*WHAT IS BEING ASKED:* Leave the pictures out, and retype all of the material exactly as written.
--- Start ---
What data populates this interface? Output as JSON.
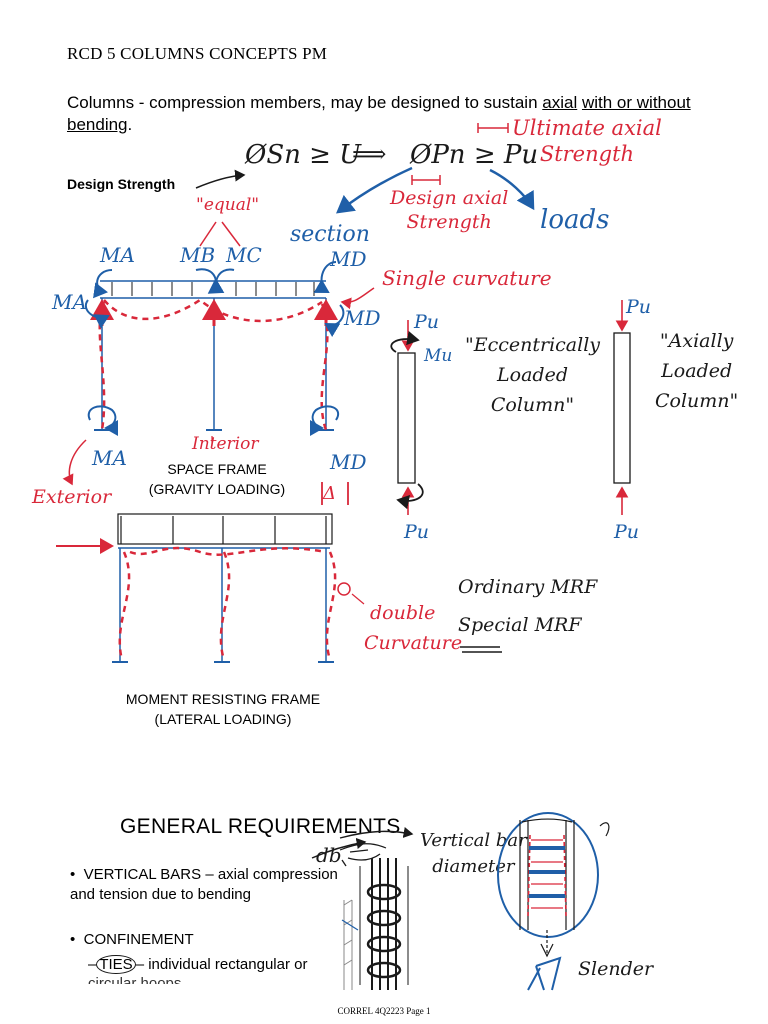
{
  "document": {
    "title": "RCD 5 COLUMNS CONCEPTS PM",
    "intro": {
      "part1": "Columns - compression members, may be designed to sustain ",
      "axial": "axial",
      "part2": " ",
      "with_or_without": "with or without",
      "part3": " ",
      "bending": "bending",
      "part4": "."
    },
    "design_strength_label": "Design Strength",
    "space_frame_caption": [
      "SPACE FRAME",
      "(GRAVITY LOADING)"
    ],
    "mrf_caption": [
      "MOMENT RESISTING FRAME",
      "(LATERAL LOADING)"
    ],
    "general_heading": "GENERAL REQUIREMENTS",
    "bullets": [
      {
        "bullet": "•",
        "text": "VERTICAL BARS – axial compression and tension due to bending"
      },
      {
        "bullet": "•",
        "text": "CONFINEMENT"
      }
    ],
    "sub_bullet": {
      "dash": "–",
      "ties": "TIES",
      "text": "– individual rectangular or"
    },
    "sub_bullet_tail": "circular hoops",
    "footer": "CORREL 4Q2223 Page 1"
  },
  "handwriting": {
    "eq1": "ØSn ≥ U",
    "arrow": "⟹",
    "eq2": "ØPn ≥ Pu",
    "ultimate": [
      "Ultimate axial",
      "Strength"
    ],
    "design_axial": [
      "Design axial",
      "Strength"
    ],
    "loads": "loads",
    "section": "section",
    "equal": "\"equal\"",
    "ma": "MA",
    "mb": "MB",
    "mc": "MC",
    "md": "MD",
    "single_curvature": "Single curvature",
    "interior": "Interior",
    "exterior": "Exterior",
    "pu": "Pu",
    "mu": "Mu",
    "eccentric": [
      "\"Eccentrically",
      "Loaded",
      "Column\""
    ],
    "axial_loaded": [
      "\"Axially",
      "Loaded",
      "Column\""
    ],
    "delta": "Δ",
    "double_curvature": [
      "double",
      "Curvature"
    ],
    "ordinary_mrf": "Ordinary MRF",
    "special_mrf": "Special MRF",
    "db": "db",
    "vertical_bar": [
      "Vertical bar",
      "diameter"
    ],
    "slender": "Slender"
  },
  "colors": {
    "red_ink": "#d9283a",
    "blue_ink": "#1f5fa8",
    "black_ink": "#1a1a1a"
  }
}
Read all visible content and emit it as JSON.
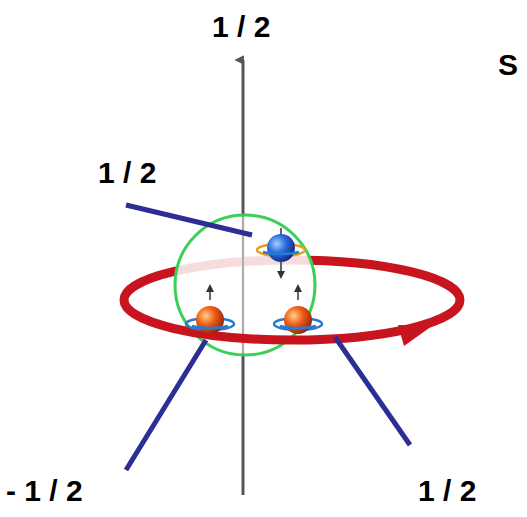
{
  "diagram": {
    "labels": [
      "1 / 2",
      "S",
      "1 / 2",
      "- 1 / 2",
      "1 / 2"
    ]
  }
}
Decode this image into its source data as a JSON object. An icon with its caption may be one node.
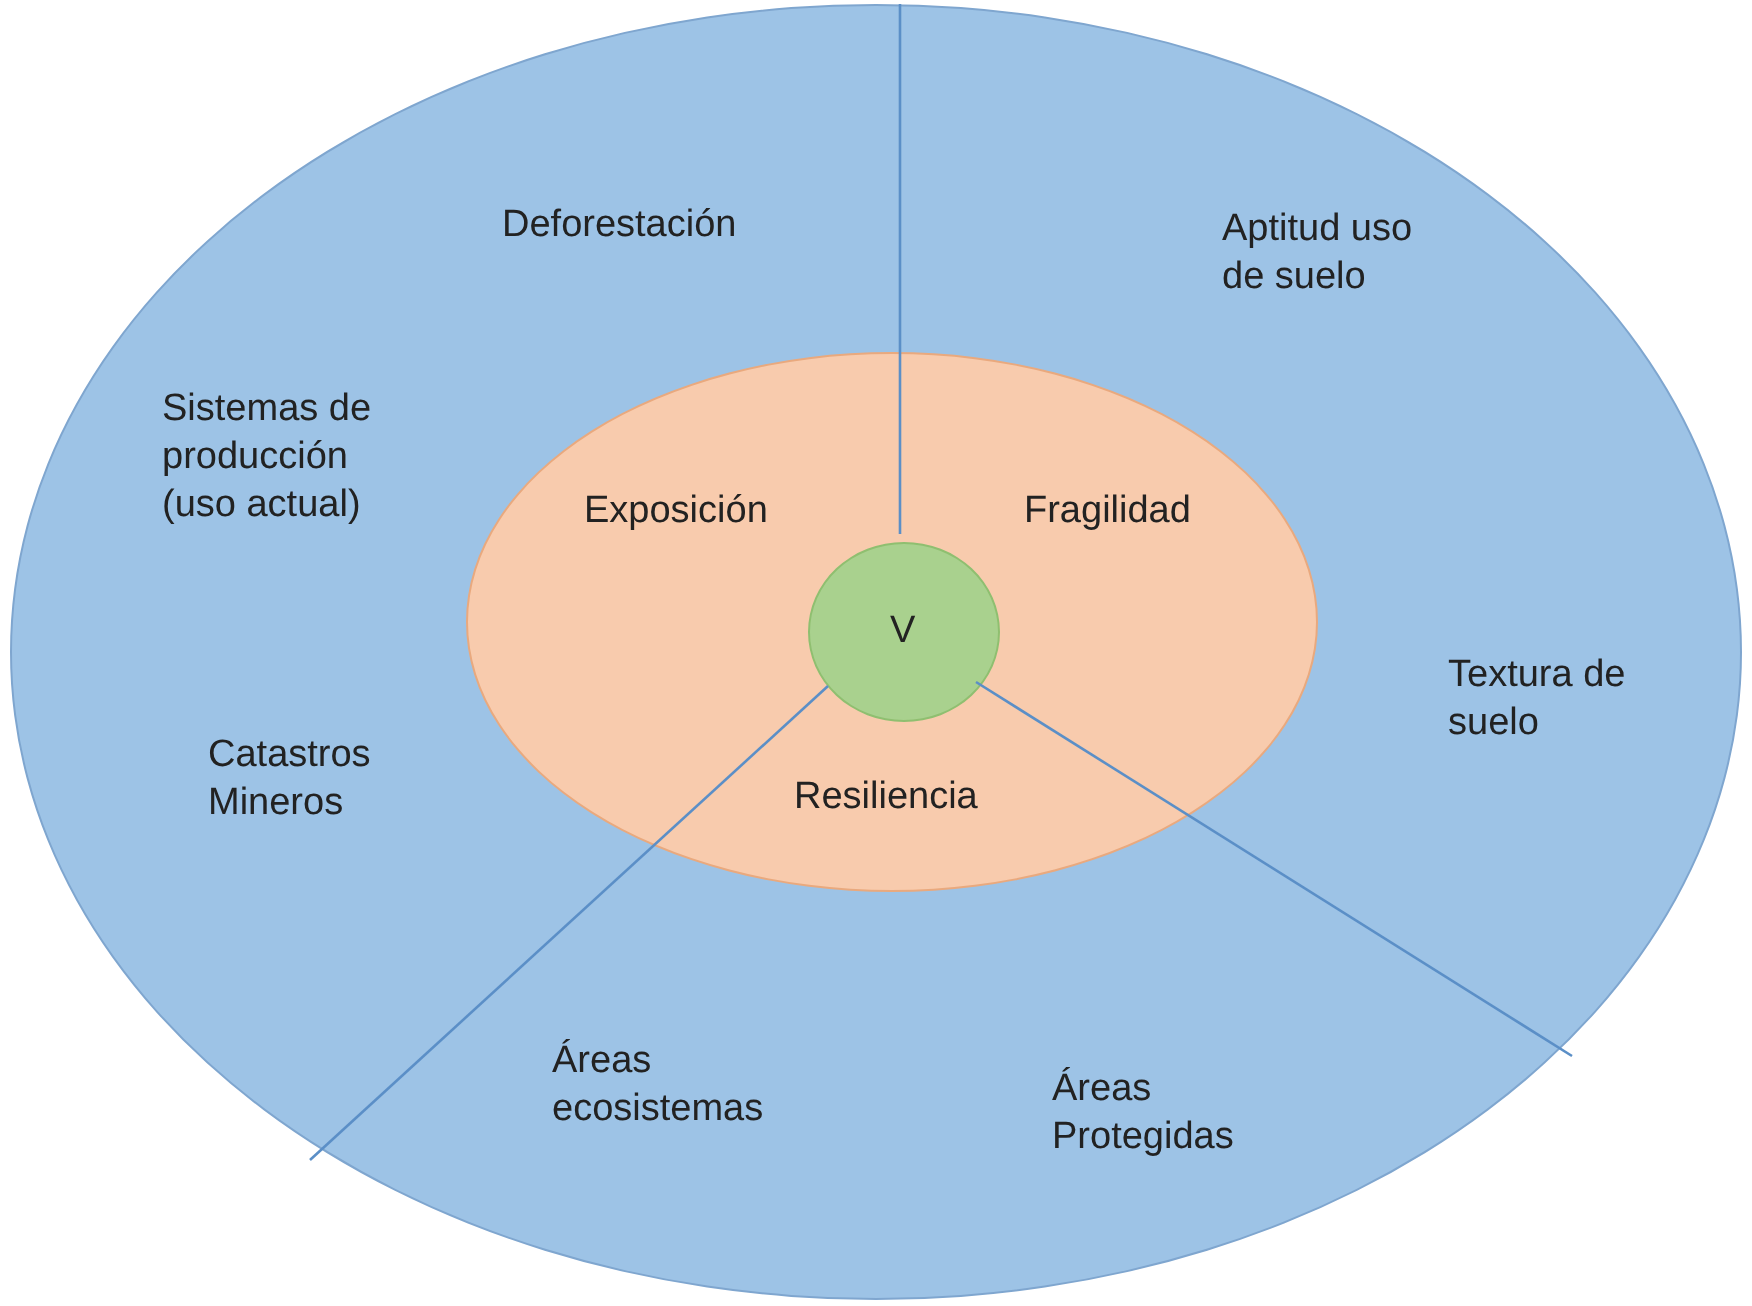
{
  "diagram": {
    "nodes": [
      {
        "text": [
          "Deforestación",
          "Aptitud uso de suelo",
          "Sistemas de producción (uso actual)",
          "Textura de suelo",
          "Catastros Mineros",
          "Áreas ecosistemas",
          "Áreas Protegidas"
        ]
      },
      {
        "text": [
          "Exposición",
          "Fragilidad",
          "Resiliencia"
        ],
        "in": 0
      },
      {
        "text": [
          "V"
        ],
        "in": 1
      }
    ]
  }
}
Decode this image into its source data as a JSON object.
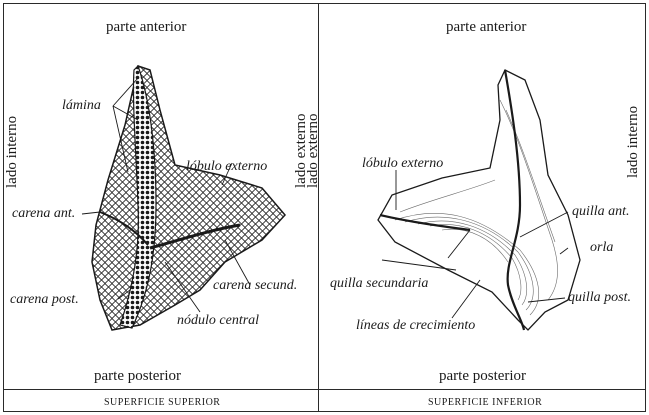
{
  "left_panel": {
    "top_label": "parte anterior",
    "bottom_label": "parte posterior",
    "side_left": "lado interno",
    "side_right": "lado externo",
    "caption": "SUPERFICIE SUPERIOR",
    "annotations": {
      "lamina": "lámina",
      "lobulo_externo": "lóbulo externo",
      "carena_ant": "carena ant.",
      "carena_secund": "carena secund.",
      "carena_post": "carena post.",
      "nodulo_central": "nódulo central"
    }
  },
  "right_panel": {
    "top_label": "parte anterior",
    "bottom_label": "parte posterior",
    "side_left": "lado externo",
    "side_right": "lado interno",
    "caption": "SUPERFICIE INFERIOR",
    "annotations": {
      "lobulo_externo": "lóbulo externo",
      "quilla_ant": "quilla ant.",
      "orla": "orla",
      "quilla_secundaria": "quilla secundaria",
      "quilla_post": "quilla post.",
      "lineas_crecimiento": "líneas de crecimiento"
    }
  },
  "colors": {
    "ink": "#1a1a1a",
    "paper": "#ffffff",
    "rule": "#2a2a2a"
  }
}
--- End ---
*TASK ANSWER:*
What data populates this interface? Output as JSON.
{
  "document": {
    "title": "RCD 5 COLUMNS CONCEPTS PM",
    "intro": {
      "part1": "Columns - compression members, may be designed to sustain ",
      "axial": "axial",
      "part2": " ",
      "with_or_without": "with or without",
      "part3": " ",
      "bending": "bending",
      "part4": "."
    },
    "design_strength_label": "Design Strength",
    "space_frame_caption": [
      "SPACE FRAME",
      "(GRAVITY LOADING)"
    ],
    "mrf_caption": [
      "MOMENT RESISTING FRAME",
      "(LATERAL LOADING)"
    ],
    "general_heading": "GENERAL REQUIREMENTS",
    "bullets": [
      {
        "bullet": "•",
        "text": "VERTICAL BARS – axial compression and tension due to bending"
      },
      {
        "bullet": "•",
        "text": "CONFINEMENT"
      }
    ],
    "sub_bullet": {
      "dash": "–",
      "ties": "TIES",
      "text": "– individual rectangular or"
    },
    "sub_bullet_tail": "circular hoops",
    "footer": "CORREL 4Q2223 Page 1"
  },
  "handwriting": {
    "eq1": "ØSn ≥ U",
    "arrow": "⟹",
    "eq2": "ØPn ≥ Pu",
    "ultimate": [
      "Ultimate axial",
      "Strength"
    ],
    "design_axial": [
      "Design axial",
      "Strength"
    ],
    "loads": "loads",
    "section": "section",
    "equal": "\"equal\"",
    "ma": "MA",
    "mb": "MB",
    "mc": "MC",
    "md": "MD",
    "single_curvature": "Single curvature",
    "interior": "Interior",
    "exterior": "Exterior",
    "pu": "Pu",
    "mu": "Mu",
    "eccentric": [
      "\"Eccentrically",
      "Loaded",
      "Column\""
    ],
    "axial_loaded": [
      "\"Axially",
      "Loaded",
      "Column\""
    ],
    "delta": "Δ",
    "double_curvature": [
      "double",
      "Curvature"
    ],
    "ordinary_mrf": "Ordinary MRF",
    "special_mrf": "Special MRF",
    "db": "db",
    "vertical_bar": [
      "Vertical bar",
      "diameter"
    ],
    "slender": "Slender"
  },
  "colors": {
    "red_ink": "#d9283a",
    "blue_ink": "#1f5fa8",
    "black_ink": "#1a1a1a"
  }
}
Read all visible content and emit it as JSON.
{
  "diagram": {
    "labels": [
      "1 / 2",
      "S",
      "1 / 2",
      "- 1 / 2",
      "1 / 2"
    ]
  }
}
Decode this image into its source data as a JSON object. An icon with its caption may be one node.
{
  "diagram": {
    "nodes": [
      {
        "text": [
          "Deforestación",
          "Aptitud uso de suelo",
          "Sistemas de producción (uso actual)",
          "Textura de suelo",
          "Catastros Mineros",
          "Áreas ecosistemas",
          "Áreas Protegidas"
        ]
      },
      {
        "text": [
          "Exposición",
          "Fragilidad",
          "Resiliencia"
        ],
        "in": 0
      },
      {
        "text": [
          "V"
        ],
        "in": 1
      }
    ]
  }
}
Decode this image into its source data as a JSON object.
{
  "left_panel": {
    "top_label": "parte anterior",
    "bottom_label": "parte posterior",
    "side_left": "lado interno",
    "side_right": "lado externo",
    "caption": "SUPERFICIE SUPERIOR",
    "annotations": {
      "lamina": "lámina",
      "lobulo_externo": "lóbulo externo",
      "carena_ant": "carena ant.",
      "carena_secund": "carena secund.",
      "carena_post": "carena post.",
      "nodulo_central": "nódulo central"
    }
  },
  "right_panel": {
    "top_label": "parte anterior",
    "bottom_label": "parte posterior",
    "side_left": "lado externo",
    "side_right": "lado interno",
    "caption": "SUPERFICIE INFERIOR",
    "annotations": {
      "lobulo_externo": "lóbulo externo",
      "quilla_ant": "quilla ant.",
      "orla": "orla",
      "quilla_secundaria": "quilla secundaria",
      "quilla_post": "quilla post.",
      "lineas_crecimiento": "líneas de crecimiento"
    }
  },
  "colors": {
    "ink": "#1a1a1a",
    "paper": "#ffffff",
    "rule": "#2a2a2a"
  }
}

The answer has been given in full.